Can you print every one of the rows below word for word, without changing anything?
# # #
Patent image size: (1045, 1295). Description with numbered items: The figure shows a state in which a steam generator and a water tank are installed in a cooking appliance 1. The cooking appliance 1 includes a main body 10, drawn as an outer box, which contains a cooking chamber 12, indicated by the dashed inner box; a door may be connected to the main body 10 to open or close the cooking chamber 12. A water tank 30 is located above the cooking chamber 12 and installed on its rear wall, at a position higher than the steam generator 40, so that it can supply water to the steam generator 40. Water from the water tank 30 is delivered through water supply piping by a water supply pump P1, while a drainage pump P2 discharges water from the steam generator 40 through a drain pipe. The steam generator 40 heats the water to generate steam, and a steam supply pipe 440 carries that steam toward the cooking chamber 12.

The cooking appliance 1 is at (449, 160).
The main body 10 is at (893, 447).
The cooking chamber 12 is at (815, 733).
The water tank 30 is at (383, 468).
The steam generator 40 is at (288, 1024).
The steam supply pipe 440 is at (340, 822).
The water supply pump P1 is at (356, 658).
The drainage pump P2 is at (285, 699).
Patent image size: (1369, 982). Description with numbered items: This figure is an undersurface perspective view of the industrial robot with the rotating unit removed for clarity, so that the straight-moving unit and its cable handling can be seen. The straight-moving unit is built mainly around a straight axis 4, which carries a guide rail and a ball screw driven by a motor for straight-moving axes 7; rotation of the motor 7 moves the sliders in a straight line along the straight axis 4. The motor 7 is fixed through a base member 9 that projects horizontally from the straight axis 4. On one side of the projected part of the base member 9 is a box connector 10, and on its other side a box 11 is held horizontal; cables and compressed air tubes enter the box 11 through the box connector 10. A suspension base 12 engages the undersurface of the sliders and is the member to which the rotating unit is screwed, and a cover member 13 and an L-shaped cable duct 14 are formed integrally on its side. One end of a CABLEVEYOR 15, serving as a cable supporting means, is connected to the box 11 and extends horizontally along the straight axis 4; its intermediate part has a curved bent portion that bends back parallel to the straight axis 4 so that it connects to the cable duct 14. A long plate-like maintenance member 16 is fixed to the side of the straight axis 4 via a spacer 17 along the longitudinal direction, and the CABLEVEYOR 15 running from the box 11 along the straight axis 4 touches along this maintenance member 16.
# # #
> RESULT FOR THIS TASK:
Patent image size: (1045, 1295). Description with numbered items: The figure shows a state in which a steam generator and a water tank are installed in a cooking appliance 1. The cooking appliance 1 includes a main body 10, drawn as an outer box, which contains a cooking chamber 12, indicated by the dashed inner box; a door may be connected to the main body 10 to open or close the cooking chamber 12. A water tank 30 is located above the cooking chamber 12 and installed on its rear wall, at a position higher than the steam generator 40, so that it can supply water to the steam generator 40. Water from the water tank 30 is delivered through water supply piping by a water supply pump P1, while a drainage pump P2 discharges water from the steam generator 40 through a drain pipe. The steam generator 40 heats the water to generate steam, and a steam supply pipe 440 carries that steam toward the cooking chamber 12.

The cooking appliance 1 is at (449, 160).
The main body 10 is at (893, 447).
The cooking chamber 12 is at (815, 733).
The water tank 30 is at (383, 468).
The steam generator 40 is at (288, 1024).
The steam supply pipe 440 is at (340, 822).
The water supply pump P1 is at (356, 658).
The drainage pump P2 is at (285, 699).
Patent image size: (1369, 982). Description with numbered items: This figure is an undersurface perspective view of the industrial robot with the rotating unit removed for clarity, so that the straight-moving unit and its cable handling can be seen. The straight-moving unit is built mainly around a straight axis 4, which carries a guide rail and a ball screw driven by a motor for straight-moving axes 7; rotation of the motor 7 moves the sliders in a straight line along the straight axis 4. The motor 7 is fixed through a base member 9 that projects horizontally from the straight axis 4. On one side of the projected part of the base member 9 is a box connector 10, and on its other side a box 11 is held horizontal; cables and compressed air tubes enter the box 11 through the box connector 10. A suspension base 12 engages the undersurface of the sliders and is the member to which the rotating unit is screwed, and a cover member 13 and an L-shaped cable duct 14 are formed integrally on its side. One end of a CABLEVEYOR 15, serving as a cable supporting means, is connected to the box 11 and extends horizontally along the straight axis 4; its intermediate part has a curved bent portion that bends back parallel to the straight axis 4 so that it connects to the cable duct 14. A long plate-like maintenance member 16 is fixed to the side of the straight axis 4 via a spacer 17 along the longitudinal direction, and the CABLEVEYOR 15 running from the box 11 along the straight axis 4 touches along this maintenance member 16.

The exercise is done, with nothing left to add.